**Task brief:**
How many lines of the records below contain the word "Terracotta"? Answer with the number alone.

**Entries shown:**
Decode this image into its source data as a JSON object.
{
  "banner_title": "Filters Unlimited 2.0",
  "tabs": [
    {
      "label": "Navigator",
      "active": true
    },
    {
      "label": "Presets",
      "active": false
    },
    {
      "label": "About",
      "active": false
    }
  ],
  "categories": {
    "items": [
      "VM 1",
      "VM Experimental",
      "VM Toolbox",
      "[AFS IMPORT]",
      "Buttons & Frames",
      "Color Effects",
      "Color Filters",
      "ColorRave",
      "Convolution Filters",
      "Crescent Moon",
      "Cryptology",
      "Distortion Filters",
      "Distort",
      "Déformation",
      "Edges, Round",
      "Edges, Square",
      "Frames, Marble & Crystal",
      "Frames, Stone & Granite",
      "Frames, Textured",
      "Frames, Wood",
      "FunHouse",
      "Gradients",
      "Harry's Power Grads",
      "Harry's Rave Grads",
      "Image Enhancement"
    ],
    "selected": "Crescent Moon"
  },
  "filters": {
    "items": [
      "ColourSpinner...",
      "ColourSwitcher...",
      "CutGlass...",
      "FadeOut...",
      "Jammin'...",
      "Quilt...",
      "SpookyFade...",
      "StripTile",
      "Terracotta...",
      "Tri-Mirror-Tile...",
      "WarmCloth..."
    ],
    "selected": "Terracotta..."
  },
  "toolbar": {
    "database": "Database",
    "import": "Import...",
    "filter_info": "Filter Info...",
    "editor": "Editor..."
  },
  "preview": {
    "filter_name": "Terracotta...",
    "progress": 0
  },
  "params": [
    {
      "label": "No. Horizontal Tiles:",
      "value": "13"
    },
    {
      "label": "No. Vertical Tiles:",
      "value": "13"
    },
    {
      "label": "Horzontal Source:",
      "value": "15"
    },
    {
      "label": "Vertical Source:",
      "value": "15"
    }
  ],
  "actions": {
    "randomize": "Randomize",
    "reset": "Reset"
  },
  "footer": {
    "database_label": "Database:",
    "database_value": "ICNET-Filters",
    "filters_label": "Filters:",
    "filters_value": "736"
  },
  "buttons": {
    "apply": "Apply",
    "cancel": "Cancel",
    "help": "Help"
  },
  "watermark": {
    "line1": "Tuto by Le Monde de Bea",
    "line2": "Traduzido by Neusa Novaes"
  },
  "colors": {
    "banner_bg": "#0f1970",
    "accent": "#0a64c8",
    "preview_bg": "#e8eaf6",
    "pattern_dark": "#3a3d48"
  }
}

**Exercise solution:**
3